Set exercise
Which lines in the records below contain the word "Employee"? Copy each one out.

Exercise inputs
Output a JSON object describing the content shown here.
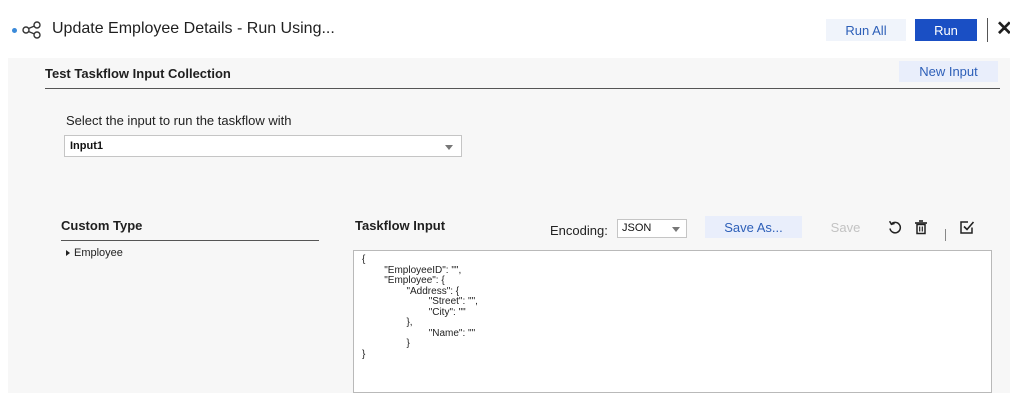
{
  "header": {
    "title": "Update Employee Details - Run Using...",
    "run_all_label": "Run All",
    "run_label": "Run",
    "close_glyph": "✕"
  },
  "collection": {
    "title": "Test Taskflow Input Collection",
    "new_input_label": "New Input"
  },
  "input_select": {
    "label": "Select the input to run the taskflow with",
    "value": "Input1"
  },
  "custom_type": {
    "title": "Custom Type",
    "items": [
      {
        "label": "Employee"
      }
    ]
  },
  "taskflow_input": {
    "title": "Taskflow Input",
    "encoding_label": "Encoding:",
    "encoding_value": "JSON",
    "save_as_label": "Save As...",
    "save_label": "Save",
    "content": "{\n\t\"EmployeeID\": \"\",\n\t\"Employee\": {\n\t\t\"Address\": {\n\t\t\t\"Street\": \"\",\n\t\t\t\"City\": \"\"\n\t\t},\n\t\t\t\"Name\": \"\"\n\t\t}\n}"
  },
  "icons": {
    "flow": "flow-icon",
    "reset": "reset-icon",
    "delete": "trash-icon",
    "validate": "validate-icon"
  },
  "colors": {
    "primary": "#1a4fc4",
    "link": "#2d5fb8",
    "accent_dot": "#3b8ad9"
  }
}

---

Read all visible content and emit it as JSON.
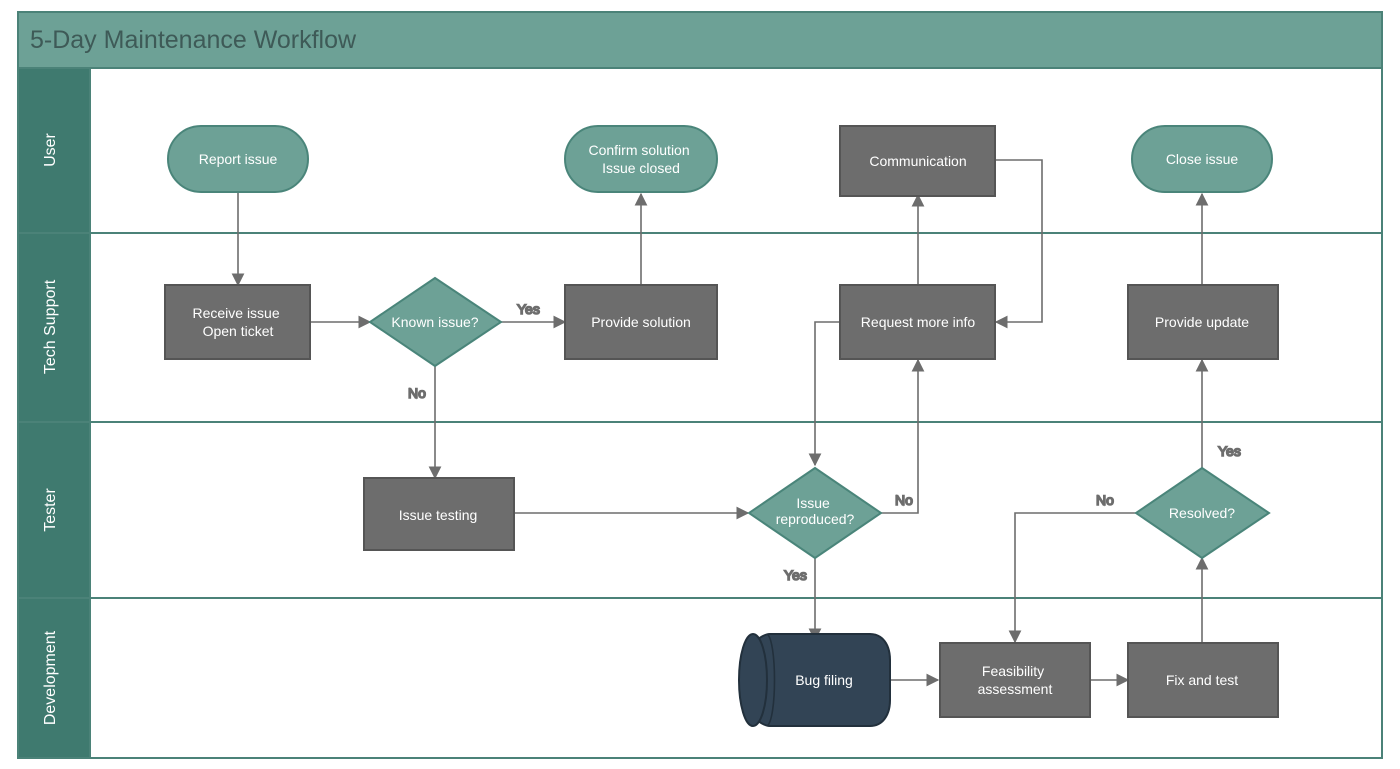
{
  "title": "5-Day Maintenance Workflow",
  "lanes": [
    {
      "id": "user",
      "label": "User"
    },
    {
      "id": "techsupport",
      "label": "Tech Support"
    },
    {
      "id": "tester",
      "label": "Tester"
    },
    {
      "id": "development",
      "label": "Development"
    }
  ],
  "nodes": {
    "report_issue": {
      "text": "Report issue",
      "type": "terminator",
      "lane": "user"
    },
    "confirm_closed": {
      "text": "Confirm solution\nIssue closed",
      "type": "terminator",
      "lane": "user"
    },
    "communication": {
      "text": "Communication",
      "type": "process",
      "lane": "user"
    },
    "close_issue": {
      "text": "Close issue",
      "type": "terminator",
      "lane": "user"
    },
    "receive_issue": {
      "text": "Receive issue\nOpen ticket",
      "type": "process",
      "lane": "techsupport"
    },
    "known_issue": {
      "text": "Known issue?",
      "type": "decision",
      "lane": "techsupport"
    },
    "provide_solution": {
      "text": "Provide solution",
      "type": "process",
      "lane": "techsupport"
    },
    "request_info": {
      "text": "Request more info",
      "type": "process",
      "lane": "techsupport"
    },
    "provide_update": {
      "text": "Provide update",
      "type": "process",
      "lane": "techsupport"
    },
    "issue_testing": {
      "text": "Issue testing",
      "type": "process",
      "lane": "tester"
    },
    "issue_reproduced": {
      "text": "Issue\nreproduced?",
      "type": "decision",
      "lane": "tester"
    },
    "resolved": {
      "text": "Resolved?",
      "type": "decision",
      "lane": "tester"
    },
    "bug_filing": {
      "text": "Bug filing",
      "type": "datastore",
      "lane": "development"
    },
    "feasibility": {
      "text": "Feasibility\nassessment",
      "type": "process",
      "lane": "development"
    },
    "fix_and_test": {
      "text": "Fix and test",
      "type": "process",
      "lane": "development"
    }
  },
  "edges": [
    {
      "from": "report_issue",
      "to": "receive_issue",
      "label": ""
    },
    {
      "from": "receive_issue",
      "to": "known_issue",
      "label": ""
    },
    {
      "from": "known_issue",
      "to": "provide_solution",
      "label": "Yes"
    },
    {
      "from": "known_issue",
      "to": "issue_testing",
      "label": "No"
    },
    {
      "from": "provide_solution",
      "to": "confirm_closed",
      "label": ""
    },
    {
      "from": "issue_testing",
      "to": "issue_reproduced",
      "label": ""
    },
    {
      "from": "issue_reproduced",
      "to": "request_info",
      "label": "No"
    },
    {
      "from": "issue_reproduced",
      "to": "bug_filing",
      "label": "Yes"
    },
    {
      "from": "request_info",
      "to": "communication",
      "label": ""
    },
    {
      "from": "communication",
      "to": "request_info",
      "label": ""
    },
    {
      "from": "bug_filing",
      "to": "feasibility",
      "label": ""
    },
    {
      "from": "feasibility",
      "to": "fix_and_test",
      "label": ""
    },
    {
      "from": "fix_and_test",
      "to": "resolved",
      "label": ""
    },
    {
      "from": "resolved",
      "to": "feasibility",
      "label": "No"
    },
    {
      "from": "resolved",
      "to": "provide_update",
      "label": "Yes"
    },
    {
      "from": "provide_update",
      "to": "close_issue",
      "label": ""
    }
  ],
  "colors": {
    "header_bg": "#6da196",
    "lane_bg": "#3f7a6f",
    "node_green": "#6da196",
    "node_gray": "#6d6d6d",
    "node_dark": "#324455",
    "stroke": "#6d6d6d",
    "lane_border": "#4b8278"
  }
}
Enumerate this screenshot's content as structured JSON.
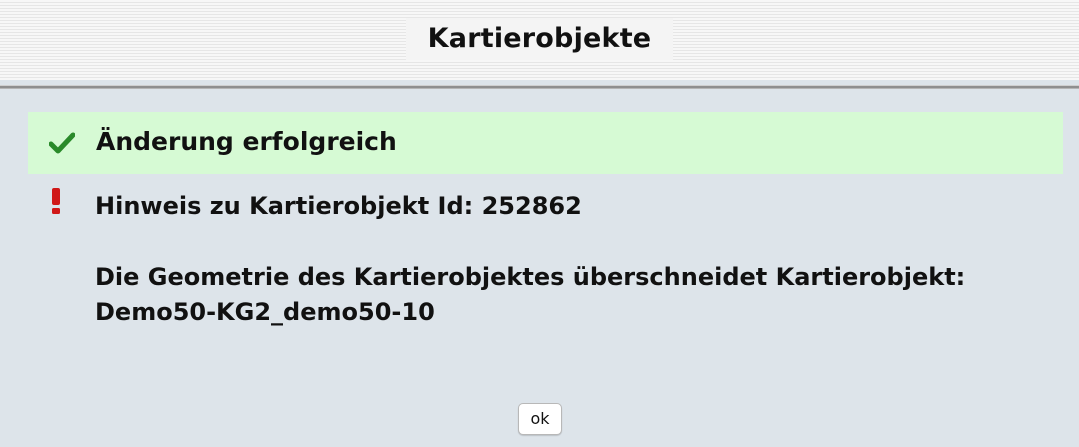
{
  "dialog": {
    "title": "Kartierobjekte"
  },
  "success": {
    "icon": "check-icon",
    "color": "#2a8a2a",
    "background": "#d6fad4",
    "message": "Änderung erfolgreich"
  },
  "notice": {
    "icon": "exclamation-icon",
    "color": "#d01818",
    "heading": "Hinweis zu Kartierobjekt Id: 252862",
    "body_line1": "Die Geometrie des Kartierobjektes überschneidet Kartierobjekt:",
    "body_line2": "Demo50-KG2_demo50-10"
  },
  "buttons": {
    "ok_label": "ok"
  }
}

In response
    "title": "Update Employee Details - Run Using...",
        "label": "Employee"
    "content": "{\n\t\"EmployeeID\": \"\",\n\t\"Employee\": {\n\t\t\"Address\": {\n\t\t\t\"Street\": \"\",\n\t\t\t\"City\": \"\"\n\t\t},\n\t\t\t\"Name\": \"\"\n\t\t}\n}"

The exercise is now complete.